**Challenge:** Every line that contains the word "rear" should be copied.

**Collected data:**

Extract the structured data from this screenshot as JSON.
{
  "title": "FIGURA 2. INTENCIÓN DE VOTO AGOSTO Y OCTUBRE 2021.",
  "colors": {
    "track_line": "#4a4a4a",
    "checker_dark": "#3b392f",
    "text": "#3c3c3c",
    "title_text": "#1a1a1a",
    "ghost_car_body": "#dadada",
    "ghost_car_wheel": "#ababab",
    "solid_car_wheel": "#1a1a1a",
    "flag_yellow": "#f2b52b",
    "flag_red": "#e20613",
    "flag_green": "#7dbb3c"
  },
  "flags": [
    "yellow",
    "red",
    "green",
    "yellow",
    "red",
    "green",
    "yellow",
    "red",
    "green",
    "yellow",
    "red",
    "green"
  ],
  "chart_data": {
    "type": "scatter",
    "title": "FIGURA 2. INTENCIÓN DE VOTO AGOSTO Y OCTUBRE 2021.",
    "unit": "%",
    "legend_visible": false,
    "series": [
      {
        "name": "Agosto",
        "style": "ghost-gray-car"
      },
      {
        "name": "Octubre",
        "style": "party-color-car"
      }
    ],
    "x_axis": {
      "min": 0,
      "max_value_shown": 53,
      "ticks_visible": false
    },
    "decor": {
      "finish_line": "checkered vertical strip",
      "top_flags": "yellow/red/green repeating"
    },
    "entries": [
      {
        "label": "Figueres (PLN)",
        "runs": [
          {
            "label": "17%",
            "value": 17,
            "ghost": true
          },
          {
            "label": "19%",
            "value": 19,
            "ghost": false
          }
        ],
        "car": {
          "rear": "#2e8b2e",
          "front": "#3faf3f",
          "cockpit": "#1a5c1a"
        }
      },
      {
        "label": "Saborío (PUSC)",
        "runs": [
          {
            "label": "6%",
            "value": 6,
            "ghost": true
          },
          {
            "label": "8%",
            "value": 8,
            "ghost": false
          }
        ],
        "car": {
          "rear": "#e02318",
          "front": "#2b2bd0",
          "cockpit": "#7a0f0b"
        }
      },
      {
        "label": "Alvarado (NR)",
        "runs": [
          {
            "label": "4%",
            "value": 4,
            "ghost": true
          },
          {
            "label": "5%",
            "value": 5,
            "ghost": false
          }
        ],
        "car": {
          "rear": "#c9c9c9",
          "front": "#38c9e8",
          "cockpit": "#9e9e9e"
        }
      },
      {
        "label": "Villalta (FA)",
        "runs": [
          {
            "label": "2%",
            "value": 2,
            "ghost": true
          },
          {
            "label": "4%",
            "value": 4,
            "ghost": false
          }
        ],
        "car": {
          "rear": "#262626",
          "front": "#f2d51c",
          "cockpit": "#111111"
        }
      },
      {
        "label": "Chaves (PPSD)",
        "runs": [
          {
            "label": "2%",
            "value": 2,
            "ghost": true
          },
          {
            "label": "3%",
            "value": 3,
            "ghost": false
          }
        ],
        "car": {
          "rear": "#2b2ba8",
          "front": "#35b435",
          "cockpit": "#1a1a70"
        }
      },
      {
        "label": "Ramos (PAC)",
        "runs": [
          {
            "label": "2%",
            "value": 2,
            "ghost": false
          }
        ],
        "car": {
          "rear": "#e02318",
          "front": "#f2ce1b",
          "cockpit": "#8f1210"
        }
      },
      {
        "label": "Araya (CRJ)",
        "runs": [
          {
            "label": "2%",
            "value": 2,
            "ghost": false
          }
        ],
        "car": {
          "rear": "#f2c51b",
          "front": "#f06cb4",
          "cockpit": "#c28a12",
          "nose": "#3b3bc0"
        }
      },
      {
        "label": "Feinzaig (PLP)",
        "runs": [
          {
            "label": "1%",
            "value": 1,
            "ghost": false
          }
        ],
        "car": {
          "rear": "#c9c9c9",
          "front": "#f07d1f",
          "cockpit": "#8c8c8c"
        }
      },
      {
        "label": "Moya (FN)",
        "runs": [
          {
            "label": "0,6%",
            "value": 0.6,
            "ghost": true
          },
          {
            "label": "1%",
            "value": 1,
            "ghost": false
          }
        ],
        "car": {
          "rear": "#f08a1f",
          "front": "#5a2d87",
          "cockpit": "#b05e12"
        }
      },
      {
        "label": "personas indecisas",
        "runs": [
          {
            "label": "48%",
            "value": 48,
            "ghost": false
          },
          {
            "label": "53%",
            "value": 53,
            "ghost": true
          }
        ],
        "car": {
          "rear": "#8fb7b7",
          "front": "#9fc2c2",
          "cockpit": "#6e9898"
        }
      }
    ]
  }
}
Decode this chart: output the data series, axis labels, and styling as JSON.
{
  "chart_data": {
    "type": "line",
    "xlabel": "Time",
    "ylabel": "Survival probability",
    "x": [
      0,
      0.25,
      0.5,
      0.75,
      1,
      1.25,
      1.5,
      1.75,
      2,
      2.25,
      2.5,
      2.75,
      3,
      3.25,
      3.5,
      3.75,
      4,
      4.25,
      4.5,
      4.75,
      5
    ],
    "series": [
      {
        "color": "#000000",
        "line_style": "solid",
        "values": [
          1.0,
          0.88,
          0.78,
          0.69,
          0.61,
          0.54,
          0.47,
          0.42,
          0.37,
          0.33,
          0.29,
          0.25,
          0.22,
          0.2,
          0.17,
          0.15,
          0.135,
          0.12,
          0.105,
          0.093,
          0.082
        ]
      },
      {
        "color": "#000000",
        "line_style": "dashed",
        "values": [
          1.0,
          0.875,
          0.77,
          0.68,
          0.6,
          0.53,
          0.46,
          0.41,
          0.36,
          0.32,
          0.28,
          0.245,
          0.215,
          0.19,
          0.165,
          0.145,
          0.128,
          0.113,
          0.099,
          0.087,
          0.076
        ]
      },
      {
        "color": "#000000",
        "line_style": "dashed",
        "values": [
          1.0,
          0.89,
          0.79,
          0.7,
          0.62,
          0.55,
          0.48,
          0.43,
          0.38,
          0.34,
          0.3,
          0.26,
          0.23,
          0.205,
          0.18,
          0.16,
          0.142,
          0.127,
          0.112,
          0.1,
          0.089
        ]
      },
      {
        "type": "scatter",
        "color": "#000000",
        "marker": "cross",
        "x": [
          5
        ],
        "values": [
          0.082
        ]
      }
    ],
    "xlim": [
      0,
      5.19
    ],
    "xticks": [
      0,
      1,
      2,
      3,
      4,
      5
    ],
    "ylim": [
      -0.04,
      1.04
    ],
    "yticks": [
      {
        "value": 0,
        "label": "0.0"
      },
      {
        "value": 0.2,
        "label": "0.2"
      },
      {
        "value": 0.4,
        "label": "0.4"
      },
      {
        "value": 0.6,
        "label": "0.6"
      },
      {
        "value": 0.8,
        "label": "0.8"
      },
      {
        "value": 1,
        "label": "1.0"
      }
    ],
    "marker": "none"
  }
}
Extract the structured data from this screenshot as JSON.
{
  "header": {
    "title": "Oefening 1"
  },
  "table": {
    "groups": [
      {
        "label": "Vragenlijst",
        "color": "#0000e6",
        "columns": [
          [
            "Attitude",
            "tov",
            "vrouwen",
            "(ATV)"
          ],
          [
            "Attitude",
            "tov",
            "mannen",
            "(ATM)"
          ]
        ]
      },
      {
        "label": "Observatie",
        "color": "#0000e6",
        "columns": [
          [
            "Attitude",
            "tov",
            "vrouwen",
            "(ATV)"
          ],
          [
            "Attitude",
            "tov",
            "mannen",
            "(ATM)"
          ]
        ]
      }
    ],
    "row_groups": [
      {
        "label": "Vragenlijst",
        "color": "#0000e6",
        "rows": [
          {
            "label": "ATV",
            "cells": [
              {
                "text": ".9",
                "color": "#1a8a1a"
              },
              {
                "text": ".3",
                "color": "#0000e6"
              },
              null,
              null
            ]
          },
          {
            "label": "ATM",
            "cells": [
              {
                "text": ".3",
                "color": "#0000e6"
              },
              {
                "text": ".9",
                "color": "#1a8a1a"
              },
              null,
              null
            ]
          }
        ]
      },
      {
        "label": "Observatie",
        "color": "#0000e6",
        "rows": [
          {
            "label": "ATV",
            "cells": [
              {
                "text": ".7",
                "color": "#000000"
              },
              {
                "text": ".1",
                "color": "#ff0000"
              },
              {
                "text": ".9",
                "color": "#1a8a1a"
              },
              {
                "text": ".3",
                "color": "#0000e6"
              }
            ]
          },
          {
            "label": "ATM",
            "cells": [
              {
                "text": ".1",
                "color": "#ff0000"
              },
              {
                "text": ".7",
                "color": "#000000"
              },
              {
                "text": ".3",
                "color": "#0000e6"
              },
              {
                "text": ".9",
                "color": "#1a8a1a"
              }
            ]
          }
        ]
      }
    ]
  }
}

**Solved exercise:**
          "rear": "#2e8b2e",
          "rear": "#e02318",
          "rear": "#c9c9c9",
          "rear": "#262626",
          "rear": "#2b2ba8",
          "rear": "#e02318",
          "rear": "#f2c51b",
          "rear": "#c9c9c9",
          "rear": "#f08a1f",
          "rear": "#8fb7b7",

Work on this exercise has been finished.